[Some records]
'''
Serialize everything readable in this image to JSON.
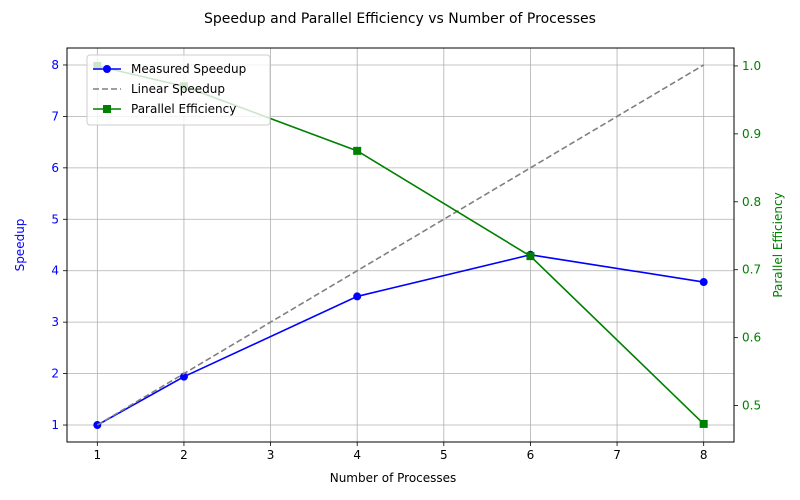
{
  "chart_data": {
    "type": "line",
    "title": "Speedup and Parallel Efficiency vs Number of Processes",
    "xlabel": "Number of Processes",
    "ylabel_left": "Speedup",
    "ylabel_right": "Parallel Efficiency",
    "xlim": [
      0.65,
      8.35
    ],
    "ylim_left": [
      0.67,
      8.33
    ],
    "ylim_right": [
      0.4464,
      1.0264
    ],
    "xticks": [
      1,
      2,
      3,
      4,
      5,
      6,
      7,
      8
    ],
    "yticks_left": [
      1,
      2,
      3,
      4,
      5,
      6,
      7,
      8
    ],
    "yticks_right": [
      0.5,
      0.6,
      0.7,
      0.8,
      0.9,
      1.0
    ],
    "yticklabels_right": [
      "0.5",
      "0.6",
      "0.7",
      "0.8",
      "0.9",
      "1.0"
    ],
    "grid": true,
    "legend_position": "upper-left",
    "colors": {
      "measured": "#0000ff",
      "linear": "#808080",
      "efficiency": "#008000",
      "left_axis_text": "#0000ff",
      "right_axis_text": "#008000"
    },
    "series": [
      {
        "name": "Measured Speedup",
        "axis": "left",
        "marker": "circle",
        "style": "solid",
        "color": "#0000ff",
        "x": [
          1,
          2,
          4,
          6,
          8
        ],
        "y": [
          1.0,
          1.94,
          3.5,
          4.31,
          3.78
        ]
      },
      {
        "name": "Linear Speedup",
        "axis": "left",
        "marker": "none",
        "style": "dashed",
        "color": "#808080",
        "x": [
          1,
          8
        ],
        "y": [
          1,
          8
        ]
      },
      {
        "name": "Parallel Efficiency",
        "axis": "right",
        "marker": "square",
        "style": "solid",
        "color": "#008000",
        "x": [
          1,
          2,
          4,
          6,
          8
        ],
        "y": [
          1.0,
          0.97,
          0.875,
          0.72,
          0.473
        ]
      }
    ]
  }
}
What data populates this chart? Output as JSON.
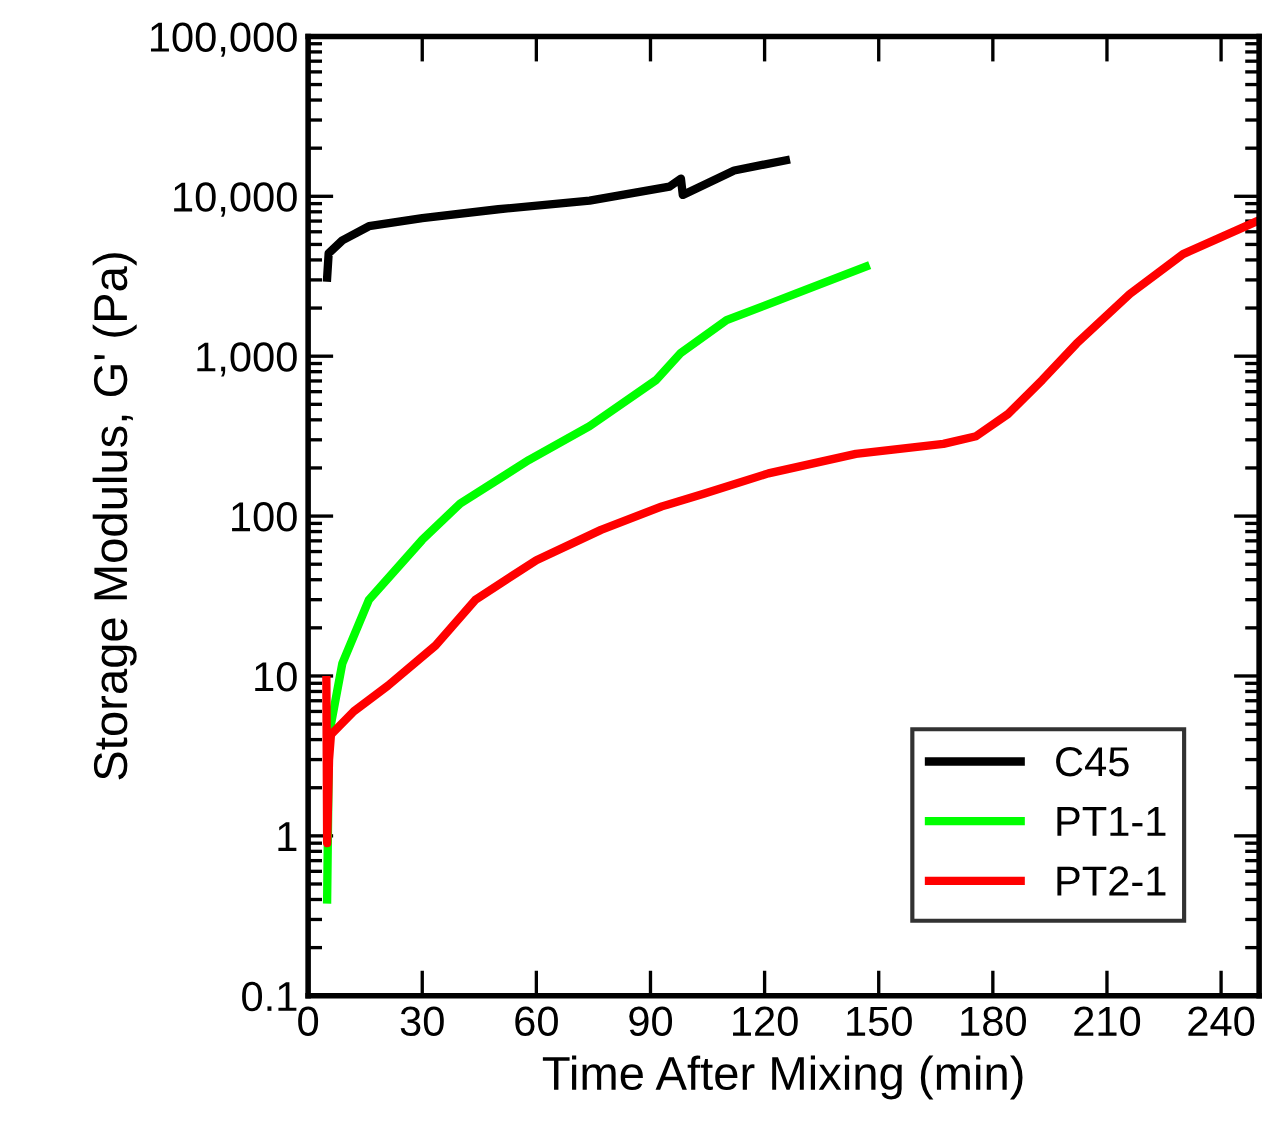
'''
The exercise =
Print the complete listing exactly as it stands, without its pictures.

Solution for this problem =
Serialize everything readable in this image to JSON.
{
  "chart_data": {
    "type": "line",
    "title": "Speedup and Parallel Efficiency vs Number of Processes",
    "xlabel": "Number of Processes",
    "ylabel_left": "Speedup",
    "ylabel_right": "Parallel Efficiency",
    "xlim": [
      0.65,
      8.35
    ],
    "ylim_left": [
      0.67,
      8.33
    ],
    "ylim_right": [
      0.4464,
      1.0264
    ],
    "xticks": [
      1,
      2,
      3,
      4,
      5,
      6,
      7,
      8
    ],
    "yticks_left": [
      1,
      2,
      3,
      4,
      5,
      6,
      7,
      8
    ],
    "yticks_right": [
      0.5,
      0.6,
      0.7,
      0.8,
      0.9,
      1.0
    ],
    "yticklabels_right": [
      "0.5",
      "0.6",
      "0.7",
      "0.8",
      "0.9",
      "1.0"
    ],
    "grid": true,
    "legend_position": "upper-left",
    "colors": {
      "measured": "#0000ff",
      "linear": "#808080",
      "efficiency": "#008000",
      "left_axis_text": "#0000ff",
      "right_axis_text": "#008000"
    },
    "series": [
      {
        "name": "Measured Speedup",
        "axis": "left",
        "marker": "circle",
        "style": "solid",
        "color": "#0000ff",
        "x": [
          1,
          2,
          4,
          6,
          8
        ],
        "y": [
          1.0,
          1.94,
          3.5,
          4.31,
          3.78
        ]
      },
      {
        "name": "Linear Speedup",
        "axis": "left",
        "marker": "none",
        "style": "dashed",
        "color": "#808080",
        "x": [
          1,
          8
        ],
        "y": [
          1,
          8
        ]
      },
      {
        "name": "Parallel Efficiency",
        "axis": "right",
        "marker": "square",
        "style": "solid",
        "color": "#008000",
        "x": [
          1,
          2,
          4,
          6,
          8
        ],
        "y": [
          1.0,
          0.97,
          0.875,
          0.72,
          0.473
        ]
      }
    ]
  }
}
What data populates this chart? Output as JSON.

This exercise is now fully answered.